** Start Supplied material **

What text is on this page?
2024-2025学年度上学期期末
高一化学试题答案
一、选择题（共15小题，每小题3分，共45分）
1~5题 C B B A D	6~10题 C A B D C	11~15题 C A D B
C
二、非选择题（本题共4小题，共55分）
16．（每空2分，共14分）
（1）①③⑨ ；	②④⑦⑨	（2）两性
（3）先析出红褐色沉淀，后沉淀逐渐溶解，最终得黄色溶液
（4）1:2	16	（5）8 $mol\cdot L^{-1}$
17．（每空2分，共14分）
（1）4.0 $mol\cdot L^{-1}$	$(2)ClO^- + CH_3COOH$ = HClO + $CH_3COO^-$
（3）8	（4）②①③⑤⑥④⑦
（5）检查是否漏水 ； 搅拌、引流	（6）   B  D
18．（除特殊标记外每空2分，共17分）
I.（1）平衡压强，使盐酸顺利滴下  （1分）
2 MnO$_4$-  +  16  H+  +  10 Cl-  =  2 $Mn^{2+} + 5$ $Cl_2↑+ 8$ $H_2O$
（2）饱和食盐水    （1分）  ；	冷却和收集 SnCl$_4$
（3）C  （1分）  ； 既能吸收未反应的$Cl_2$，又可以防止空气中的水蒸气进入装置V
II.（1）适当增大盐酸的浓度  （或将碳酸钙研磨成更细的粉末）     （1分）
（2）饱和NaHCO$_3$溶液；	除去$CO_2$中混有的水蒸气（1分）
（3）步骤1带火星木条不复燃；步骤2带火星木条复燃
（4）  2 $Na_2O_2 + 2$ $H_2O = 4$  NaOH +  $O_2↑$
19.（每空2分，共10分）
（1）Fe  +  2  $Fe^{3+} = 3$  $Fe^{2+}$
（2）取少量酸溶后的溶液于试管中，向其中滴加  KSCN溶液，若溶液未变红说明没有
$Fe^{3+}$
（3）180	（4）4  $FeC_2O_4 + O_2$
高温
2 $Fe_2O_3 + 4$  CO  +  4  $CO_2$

** End Supplied material **

Work to be completed: Extract all the entries word for word.

Solution to the exercise:
What text is on this page?
2024-2025学年度上学期期末
高一化学试题答案
一、选择题（共15小题，每小题3分，共45分）
1~5题 C B B A D	6~10题 C A B D C	11~15题 C A D B
C
二、非选择题（本题共4小题，共55分）
16．（每空2分，共14分）
（1）①③⑨ ；	②④⑦⑨	（2）两性
（3）先析出红褐色沉淀，后沉淀逐渐溶解，最终得黄色溶液
（4）1:2	16	（5）8 $mol\cdot L^{-1}$
17．（每空2分，共14分）
（1）4.0 $mol\cdot L^{-1}$	$(2)ClO^- + CH_3COOH$ = HClO + $CH_3COO^-$
（3）8	（4）②①③⑤⑥④⑦
（5）检查是否漏水 ； 搅拌、引流	（6）   B  D
18．（除特殊标记外每空2分，共17分）
I.（1）平衡压强，使盐酸顺利滴下  （1分）
2 MnO$_4$-  +  16  H+  +  10 Cl-  =  2 $Mn^{2+} + 5$ $Cl_2↑+ 8$ $H_2O$
（2）饱和食盐水    （1分）  ；	冷却和收集 SnCl$_4$
（3）C  （1分）  ； 既能吸收未反应的$Cl_2$，又可以防止空气中的水蒸气进入装置V
II.（1）适当增大盐酸的浓度  （或将碳酸钙研磨成更细的粉末）     （1分）
（2）饱和NaHCO$_3$溶液；	除去$CO_2$中混有的水蒸气（1分）
（3）步骤1带火星木条不复燃；步骤2带火星木条复燃
（4）  2 $Na_2O_2 + 2$ $H_2O = 4$  NaOH +  $O_2↑$
19.（每空2分，共10分）
（1）Fe  +  2  $Fe^{3+} = 3$  $Fe^{2+}$
（2）取少量酸溶后的溶液于试管中，向其中滴加  KSCN溶液，若溶液未变红说明没有
$Fe^{3+}$
（3）180	（4）4  $FeC_2O_4 + O_2$
高温
2 $Fe_2O_3 + 4$  CO  +  4  $CO_2$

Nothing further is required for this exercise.